Requirements :: Go to the line that contains "What data populates" and extract it along with every line after it, exactly, through the end of the data below.

Materials provided ::
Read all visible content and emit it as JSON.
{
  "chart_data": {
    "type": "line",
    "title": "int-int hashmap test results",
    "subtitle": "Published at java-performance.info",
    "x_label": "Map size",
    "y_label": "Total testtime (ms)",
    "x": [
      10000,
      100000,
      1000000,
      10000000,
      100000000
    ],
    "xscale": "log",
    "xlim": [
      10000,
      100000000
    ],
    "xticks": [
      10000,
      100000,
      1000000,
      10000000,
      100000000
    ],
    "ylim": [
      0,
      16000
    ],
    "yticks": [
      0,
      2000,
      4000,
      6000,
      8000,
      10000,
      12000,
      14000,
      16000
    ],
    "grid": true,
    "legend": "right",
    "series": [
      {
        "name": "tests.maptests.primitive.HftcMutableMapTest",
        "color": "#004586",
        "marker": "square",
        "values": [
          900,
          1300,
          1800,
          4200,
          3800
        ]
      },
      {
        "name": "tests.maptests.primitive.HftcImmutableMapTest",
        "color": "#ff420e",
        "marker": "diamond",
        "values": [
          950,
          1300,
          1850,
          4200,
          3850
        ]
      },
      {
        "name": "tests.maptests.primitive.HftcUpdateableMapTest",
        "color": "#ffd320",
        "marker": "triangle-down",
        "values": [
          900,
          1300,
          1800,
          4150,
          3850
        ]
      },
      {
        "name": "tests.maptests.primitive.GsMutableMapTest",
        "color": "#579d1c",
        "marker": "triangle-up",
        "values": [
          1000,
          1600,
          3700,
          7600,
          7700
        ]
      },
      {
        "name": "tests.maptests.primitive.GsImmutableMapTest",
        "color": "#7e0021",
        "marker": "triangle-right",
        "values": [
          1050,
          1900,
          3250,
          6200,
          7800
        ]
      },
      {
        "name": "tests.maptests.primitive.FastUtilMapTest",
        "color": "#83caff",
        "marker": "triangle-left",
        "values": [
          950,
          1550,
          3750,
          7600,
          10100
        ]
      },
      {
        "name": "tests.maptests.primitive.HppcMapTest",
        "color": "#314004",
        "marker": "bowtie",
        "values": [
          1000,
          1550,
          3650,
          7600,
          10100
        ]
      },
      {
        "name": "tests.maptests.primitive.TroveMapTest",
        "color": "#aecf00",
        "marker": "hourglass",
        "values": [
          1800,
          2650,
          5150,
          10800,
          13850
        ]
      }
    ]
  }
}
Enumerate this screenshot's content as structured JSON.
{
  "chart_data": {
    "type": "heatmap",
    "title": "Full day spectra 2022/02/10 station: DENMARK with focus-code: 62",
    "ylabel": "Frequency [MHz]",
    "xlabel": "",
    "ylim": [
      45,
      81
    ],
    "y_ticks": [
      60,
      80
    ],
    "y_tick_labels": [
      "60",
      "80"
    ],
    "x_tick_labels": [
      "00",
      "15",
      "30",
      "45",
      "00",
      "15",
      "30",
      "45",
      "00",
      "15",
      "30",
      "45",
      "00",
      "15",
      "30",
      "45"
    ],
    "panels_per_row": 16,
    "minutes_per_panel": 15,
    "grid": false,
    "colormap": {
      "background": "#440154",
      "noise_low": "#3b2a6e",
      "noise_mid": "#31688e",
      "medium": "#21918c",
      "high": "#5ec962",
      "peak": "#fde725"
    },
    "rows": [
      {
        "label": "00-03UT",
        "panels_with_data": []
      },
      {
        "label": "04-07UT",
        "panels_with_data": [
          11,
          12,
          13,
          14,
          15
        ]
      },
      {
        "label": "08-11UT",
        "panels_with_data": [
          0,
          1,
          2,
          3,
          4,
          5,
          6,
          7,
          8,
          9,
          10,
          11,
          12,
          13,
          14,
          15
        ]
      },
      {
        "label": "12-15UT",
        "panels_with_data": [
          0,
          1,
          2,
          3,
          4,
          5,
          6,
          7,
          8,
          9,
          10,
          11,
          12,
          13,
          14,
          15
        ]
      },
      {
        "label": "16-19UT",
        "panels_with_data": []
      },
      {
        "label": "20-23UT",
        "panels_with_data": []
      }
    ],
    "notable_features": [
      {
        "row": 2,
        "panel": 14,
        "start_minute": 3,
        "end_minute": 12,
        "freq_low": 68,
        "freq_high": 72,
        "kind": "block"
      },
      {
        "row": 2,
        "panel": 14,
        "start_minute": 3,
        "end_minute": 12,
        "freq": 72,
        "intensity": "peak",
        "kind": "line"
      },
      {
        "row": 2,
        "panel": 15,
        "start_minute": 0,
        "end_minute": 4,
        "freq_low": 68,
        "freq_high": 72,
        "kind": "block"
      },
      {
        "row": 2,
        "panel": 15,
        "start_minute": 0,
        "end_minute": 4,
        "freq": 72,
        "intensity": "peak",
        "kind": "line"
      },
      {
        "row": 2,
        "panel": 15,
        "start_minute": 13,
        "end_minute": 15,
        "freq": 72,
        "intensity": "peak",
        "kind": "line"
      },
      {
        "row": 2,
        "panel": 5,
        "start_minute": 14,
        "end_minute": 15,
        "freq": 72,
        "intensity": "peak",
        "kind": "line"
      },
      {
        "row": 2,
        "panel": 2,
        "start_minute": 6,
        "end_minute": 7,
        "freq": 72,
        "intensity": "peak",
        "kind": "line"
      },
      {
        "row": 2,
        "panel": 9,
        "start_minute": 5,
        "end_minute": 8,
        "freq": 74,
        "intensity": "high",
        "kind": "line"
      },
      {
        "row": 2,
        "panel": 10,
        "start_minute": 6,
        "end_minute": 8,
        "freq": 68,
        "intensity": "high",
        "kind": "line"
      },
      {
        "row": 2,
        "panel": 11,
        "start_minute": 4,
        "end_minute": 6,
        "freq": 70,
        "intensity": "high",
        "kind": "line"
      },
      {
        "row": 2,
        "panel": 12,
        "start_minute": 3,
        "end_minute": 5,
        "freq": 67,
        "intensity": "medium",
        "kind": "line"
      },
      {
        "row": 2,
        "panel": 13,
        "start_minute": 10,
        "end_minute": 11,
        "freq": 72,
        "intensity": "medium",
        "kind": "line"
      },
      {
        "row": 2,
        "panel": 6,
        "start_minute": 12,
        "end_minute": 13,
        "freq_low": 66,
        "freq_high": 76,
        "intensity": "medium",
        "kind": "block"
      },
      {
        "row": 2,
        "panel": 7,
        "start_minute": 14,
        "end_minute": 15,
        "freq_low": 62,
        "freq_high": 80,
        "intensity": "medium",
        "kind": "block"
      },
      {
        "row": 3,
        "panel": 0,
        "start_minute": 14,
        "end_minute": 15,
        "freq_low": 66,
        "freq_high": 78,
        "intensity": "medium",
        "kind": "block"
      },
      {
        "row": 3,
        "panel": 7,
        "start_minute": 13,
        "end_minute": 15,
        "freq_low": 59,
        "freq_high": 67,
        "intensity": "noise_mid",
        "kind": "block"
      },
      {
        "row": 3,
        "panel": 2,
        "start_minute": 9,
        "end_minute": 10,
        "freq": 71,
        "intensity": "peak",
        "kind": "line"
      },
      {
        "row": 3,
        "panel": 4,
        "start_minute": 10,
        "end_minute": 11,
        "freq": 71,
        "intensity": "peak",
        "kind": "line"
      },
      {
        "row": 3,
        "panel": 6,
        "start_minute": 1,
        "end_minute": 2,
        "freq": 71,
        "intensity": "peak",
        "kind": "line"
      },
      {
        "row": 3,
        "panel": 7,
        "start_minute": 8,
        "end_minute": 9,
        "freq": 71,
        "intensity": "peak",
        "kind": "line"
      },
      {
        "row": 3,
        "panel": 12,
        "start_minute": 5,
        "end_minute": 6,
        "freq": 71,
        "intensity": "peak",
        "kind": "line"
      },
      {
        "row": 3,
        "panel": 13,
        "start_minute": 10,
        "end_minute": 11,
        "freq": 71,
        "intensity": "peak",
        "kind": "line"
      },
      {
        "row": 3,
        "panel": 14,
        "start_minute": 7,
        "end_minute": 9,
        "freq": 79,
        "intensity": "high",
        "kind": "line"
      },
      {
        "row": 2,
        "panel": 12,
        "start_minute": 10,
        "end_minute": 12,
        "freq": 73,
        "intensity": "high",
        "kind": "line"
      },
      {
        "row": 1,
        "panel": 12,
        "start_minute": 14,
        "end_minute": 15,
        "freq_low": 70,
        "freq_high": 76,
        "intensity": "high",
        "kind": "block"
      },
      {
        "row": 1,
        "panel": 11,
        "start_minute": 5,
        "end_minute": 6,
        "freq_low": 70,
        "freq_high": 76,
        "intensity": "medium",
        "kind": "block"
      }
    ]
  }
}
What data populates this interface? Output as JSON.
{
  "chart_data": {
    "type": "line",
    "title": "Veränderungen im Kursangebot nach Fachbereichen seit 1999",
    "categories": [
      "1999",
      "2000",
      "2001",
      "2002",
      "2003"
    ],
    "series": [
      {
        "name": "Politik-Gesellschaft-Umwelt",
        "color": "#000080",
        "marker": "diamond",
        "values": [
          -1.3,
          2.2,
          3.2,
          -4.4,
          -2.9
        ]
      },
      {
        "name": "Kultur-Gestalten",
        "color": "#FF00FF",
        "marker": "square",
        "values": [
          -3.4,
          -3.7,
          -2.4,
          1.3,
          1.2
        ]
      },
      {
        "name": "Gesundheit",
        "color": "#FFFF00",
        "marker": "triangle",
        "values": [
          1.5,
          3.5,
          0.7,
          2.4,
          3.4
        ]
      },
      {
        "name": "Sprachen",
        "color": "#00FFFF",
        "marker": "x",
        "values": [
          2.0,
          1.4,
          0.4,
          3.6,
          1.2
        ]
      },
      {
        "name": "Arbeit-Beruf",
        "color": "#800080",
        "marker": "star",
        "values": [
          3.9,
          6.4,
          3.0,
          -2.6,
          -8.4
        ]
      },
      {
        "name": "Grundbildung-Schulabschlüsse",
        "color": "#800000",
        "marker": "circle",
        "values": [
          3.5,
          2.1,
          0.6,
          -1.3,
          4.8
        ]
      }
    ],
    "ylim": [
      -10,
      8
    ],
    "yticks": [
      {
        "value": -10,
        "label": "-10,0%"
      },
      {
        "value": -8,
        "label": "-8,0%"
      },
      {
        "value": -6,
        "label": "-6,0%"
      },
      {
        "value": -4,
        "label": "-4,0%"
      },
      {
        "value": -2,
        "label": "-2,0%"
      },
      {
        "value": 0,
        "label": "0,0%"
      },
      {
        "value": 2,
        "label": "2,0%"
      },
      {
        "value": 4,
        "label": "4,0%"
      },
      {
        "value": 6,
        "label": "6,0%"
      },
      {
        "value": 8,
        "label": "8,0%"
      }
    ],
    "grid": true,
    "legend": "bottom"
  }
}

Exercise response ::
What data populates this interface? Output as JSON.
{
  "chart_data": {
    "type": "line",
    "title": "Veränderungen im Kursangebot nach Fachbereichen seit 1999",
    "categories": [
      "1999",
      "2000",
      "2001",
      "2002",
      "2003"
    ],
    "series": [
      {
        "name": "Politik-Gesellschaft-Umwelt",
        "color": "#000080",
        "marker": "diamond",
        "values": [
          -1.3,
          2.2,
          3.2,
          -4.4,
          -2.9
        ]
      },
      {
        "name": "Kultur-Gestalten",
        "color": "#FF00FF",
        "marker": "square",
        "values": [
          -3.4,
          -3.7,
          -2.4,
          1.3,
          1.2
        ]
      },
      {
        "name": "Gesundheit",
        "color": "#FFFF00",
        "marker": "triangle",
        "values": [
          1.5,
          3.5,
          0.7,
          2.4,
          3.4
        ]
      },
      {
        "name": "Sprachen",
        "color": "#00FFFF",
        "marker": "x",
        "values": [
          2.0,
          1.4,
          0.4,
          3.6,
          1.2
        ]
      },
      {
        "name": "Arbeit-Beruf",
        "color": "#800080",
        "marker": "star",
        "values": [
          3.9,
          6.4,
          3.0,
          -2.6,
          -8.4
        ]
      },
      {
        "name": "Grundbildung-Schulabschlüsse",
        "color": "#800000",
        "marker": "circle",
        "values": [
          3.5,
          2.1,
          0.6,
          -1.3,
          4.8
        ]
      }
    ],
    "ylim": [
      -10,
      8
    ],
    "yticks": [
      {
        "value": -10,
        "label": "-10,0%"
      },
      {
        "value": -8,
        "label": "-8,0%"
      },
      {
        "value": -6,
        "label": "-6,0%"
      },
      {
        "value": -4,
        "label": "-4,0%"
      },
      {
        "value": -2,
        "label": "-2,0%"
      },
      {
        "value": 0,
        "label": "0,0%"
      },
      {
        "value": 2,
        "label": "2,0%"
      },
      {
        "value": 4,
        "label": "4,0%"
      },
      {
        "value": 6,
        "label": "6,0%"
      },
      {
        "value": 8,
        "label": "8,0%"
      }
    ],
    "grid": true,
    "legend": "bottom"
  }
}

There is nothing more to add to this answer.